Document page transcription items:
• • • •

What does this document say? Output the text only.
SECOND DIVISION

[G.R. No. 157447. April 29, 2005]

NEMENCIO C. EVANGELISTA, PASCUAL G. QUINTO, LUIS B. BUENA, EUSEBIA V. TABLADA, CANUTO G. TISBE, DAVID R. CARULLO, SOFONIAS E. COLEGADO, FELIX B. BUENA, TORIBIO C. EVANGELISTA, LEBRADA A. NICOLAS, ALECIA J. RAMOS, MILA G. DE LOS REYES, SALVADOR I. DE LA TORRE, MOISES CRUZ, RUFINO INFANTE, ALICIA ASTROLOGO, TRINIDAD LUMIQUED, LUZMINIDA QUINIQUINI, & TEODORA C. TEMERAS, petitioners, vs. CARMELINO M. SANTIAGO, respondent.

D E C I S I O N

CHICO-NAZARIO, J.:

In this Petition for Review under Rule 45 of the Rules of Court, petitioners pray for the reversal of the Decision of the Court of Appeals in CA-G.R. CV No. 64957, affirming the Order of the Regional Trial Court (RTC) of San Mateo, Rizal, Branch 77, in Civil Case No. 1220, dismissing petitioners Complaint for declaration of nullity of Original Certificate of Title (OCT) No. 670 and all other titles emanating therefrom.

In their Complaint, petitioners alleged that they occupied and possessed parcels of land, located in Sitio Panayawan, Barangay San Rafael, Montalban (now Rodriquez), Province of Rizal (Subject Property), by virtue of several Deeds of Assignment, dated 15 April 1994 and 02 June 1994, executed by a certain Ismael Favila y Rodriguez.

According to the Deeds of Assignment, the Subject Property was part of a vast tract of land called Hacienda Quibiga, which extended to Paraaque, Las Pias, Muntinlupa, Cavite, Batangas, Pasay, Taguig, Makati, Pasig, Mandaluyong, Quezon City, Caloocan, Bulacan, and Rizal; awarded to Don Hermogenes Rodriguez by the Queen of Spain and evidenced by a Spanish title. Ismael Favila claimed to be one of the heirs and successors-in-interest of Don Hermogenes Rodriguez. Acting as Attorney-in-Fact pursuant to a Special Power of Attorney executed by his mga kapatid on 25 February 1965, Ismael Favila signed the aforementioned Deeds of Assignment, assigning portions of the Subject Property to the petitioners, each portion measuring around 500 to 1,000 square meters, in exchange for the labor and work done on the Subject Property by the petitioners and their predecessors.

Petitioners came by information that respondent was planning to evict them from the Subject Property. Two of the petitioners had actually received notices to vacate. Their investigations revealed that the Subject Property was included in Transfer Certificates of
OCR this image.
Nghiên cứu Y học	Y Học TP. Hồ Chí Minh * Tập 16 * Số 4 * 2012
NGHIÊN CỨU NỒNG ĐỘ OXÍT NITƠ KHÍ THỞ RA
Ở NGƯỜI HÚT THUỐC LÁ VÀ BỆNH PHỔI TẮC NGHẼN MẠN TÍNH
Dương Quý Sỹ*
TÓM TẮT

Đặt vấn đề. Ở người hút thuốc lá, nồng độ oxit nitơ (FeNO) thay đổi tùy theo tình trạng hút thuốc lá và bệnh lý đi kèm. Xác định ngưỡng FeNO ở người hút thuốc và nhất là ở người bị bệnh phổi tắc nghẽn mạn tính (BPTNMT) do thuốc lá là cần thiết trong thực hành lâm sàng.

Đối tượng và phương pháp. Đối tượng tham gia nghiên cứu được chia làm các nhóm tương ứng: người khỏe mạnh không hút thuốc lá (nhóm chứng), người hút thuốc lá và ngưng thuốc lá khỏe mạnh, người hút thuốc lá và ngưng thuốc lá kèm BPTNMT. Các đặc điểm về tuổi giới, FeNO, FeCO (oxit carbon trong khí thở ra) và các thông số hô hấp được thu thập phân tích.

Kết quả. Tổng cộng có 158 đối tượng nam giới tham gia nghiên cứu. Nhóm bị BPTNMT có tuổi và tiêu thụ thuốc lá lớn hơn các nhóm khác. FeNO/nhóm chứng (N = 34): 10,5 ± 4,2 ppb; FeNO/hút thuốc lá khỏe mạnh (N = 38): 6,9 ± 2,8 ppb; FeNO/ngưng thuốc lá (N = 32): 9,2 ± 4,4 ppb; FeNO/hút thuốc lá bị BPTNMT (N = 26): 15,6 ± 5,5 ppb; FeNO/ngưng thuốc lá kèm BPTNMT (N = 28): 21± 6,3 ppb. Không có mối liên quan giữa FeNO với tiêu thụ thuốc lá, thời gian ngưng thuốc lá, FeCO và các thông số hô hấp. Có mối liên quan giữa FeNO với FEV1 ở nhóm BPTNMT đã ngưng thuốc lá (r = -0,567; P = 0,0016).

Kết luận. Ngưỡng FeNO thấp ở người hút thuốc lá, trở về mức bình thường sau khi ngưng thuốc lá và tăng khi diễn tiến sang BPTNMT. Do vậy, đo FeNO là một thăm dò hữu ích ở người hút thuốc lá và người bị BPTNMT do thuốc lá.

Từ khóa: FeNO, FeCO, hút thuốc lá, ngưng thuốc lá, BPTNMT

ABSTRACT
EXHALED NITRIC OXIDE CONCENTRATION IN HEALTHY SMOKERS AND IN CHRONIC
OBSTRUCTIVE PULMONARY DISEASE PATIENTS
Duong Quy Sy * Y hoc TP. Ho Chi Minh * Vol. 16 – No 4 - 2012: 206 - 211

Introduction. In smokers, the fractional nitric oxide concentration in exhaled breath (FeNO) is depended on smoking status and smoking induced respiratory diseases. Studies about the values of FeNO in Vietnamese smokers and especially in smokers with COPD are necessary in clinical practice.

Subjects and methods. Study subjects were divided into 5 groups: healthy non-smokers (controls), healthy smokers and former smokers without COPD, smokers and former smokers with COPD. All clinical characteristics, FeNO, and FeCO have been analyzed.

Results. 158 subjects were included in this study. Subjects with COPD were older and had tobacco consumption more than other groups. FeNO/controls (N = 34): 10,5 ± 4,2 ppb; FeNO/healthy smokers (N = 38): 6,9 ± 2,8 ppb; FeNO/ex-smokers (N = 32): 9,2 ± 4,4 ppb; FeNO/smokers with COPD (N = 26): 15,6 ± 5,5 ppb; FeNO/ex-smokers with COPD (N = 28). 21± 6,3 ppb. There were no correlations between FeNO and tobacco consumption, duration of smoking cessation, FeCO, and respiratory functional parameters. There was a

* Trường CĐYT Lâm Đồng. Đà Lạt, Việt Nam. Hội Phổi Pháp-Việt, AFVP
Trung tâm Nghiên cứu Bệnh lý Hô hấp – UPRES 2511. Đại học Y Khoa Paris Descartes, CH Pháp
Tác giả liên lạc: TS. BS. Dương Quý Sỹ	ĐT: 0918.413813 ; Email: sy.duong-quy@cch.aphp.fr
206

• • • •

> ASSIGNMENT
Provide the number of lines in the entries above on which the string "Dương" is found, and no other text.

> RESPONSE BOX
2